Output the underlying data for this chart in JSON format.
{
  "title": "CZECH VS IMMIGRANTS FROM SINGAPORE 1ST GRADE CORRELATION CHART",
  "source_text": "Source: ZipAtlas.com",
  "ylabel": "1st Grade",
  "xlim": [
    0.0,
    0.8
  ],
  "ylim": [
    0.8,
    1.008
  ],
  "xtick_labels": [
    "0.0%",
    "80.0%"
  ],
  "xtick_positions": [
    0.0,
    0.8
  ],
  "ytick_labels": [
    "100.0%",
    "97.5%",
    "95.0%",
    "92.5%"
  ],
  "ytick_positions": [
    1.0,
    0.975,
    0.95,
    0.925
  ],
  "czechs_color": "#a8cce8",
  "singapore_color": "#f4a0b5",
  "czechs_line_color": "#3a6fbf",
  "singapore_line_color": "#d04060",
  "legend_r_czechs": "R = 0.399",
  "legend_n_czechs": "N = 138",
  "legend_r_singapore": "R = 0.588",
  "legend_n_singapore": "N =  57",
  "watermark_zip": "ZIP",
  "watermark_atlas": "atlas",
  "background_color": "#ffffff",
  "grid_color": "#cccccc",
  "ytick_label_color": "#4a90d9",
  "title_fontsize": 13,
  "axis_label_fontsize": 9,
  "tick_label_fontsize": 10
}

+++

**Task:**
Print every line of the records exactly. Omit nothing.

**Solution to this task:**
Output the underlying data for this chart in JSON format.
{
  "title": "CZECH VS IMMIGRANTS FROM SINGAPORE 1ST GRADE CORRELATION CHART",
  "source_text": "Source: ZipAtlas.com",
  "ylabel": "1st Grade",
  "xlim": [
    0.0,
    0.8
  ],
  "ylim": [
    0.8,
    1.008
  ],
  "xtick_labels": [
    "0.0%",
    "80.0%"
  ],
  "xtick_positions": [
    0.0,
    0.8
  ],
  "ytick_labels": [
    "100.0%",
    "97.5%",
    "95.0%",
    "92.5%"
  ],
  "ytick_positions": [
    1.0,
    0.975,
    0.95,
    0.925
  ],
  "czechs_color": "#a8cce8",
  "singapore_color": "#f4a0b5",
  "czechs_line_color": "#3a6fbf",
  "singapore_line_color": "#d04060",
  "legend_r_czechs": "R = 0.399",
  "legend_n_czechs": "N = 138",
  "legend_r_singapore": "R = 0.588",
  "legend_n_singapore": "N =  57",
  "watermark_zip": "ZIP",
  "watermark_atlas": "atlas",
  "background_color": "#ffffff",
  "grid_color": "#cccccc",
  "ytick_label_color": "#4a90d9",
  "title_fontsize": 13,
  "axis_label_fontsize": 9,
  "tick_label_fontsize": 10
}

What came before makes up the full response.